> [Task statement]: Determine the number of lines in the listing below where the string "language" occurs; answer with the number alone.

> [Supplied material]:
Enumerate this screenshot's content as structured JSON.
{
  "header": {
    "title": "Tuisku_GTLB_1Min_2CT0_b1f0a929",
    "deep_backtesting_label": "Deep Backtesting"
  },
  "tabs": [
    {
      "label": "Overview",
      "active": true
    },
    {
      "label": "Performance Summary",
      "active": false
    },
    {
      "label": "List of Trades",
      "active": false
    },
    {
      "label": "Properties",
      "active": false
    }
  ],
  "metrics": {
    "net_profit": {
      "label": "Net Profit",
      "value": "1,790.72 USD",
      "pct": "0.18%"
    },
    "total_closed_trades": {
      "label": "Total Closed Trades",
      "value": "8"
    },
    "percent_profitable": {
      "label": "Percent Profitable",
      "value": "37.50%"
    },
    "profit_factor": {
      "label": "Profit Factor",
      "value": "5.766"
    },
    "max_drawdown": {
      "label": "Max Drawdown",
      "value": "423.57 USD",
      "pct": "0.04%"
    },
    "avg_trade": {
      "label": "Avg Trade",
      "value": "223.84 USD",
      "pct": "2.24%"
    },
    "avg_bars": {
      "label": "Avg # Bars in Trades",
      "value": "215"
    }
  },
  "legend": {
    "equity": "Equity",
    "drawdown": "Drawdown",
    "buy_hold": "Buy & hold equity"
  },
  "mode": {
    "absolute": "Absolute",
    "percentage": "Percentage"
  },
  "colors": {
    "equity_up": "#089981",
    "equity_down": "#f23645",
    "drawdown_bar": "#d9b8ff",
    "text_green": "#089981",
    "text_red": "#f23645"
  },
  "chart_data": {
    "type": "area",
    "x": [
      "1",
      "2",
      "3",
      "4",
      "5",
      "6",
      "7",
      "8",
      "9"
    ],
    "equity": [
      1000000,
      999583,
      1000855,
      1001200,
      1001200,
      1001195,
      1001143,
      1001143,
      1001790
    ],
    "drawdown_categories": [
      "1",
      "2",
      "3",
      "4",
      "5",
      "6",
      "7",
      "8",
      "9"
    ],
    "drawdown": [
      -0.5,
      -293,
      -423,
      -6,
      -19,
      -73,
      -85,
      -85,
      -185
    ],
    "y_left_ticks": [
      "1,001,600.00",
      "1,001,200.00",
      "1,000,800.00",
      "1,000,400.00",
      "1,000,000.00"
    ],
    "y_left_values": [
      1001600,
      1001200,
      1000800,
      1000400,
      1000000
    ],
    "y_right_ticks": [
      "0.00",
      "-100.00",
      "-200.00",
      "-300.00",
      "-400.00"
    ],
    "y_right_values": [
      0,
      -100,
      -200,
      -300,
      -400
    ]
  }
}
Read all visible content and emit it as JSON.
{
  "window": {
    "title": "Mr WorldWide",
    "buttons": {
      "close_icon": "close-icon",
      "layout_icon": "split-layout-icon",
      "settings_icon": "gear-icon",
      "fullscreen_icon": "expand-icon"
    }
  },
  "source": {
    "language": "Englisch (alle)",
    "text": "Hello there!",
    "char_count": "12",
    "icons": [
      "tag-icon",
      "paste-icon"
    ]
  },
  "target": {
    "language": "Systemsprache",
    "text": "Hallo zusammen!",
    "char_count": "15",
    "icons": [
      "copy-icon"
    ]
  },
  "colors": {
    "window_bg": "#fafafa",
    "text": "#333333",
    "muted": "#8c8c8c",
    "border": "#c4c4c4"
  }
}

> [Output of the exercise]: 2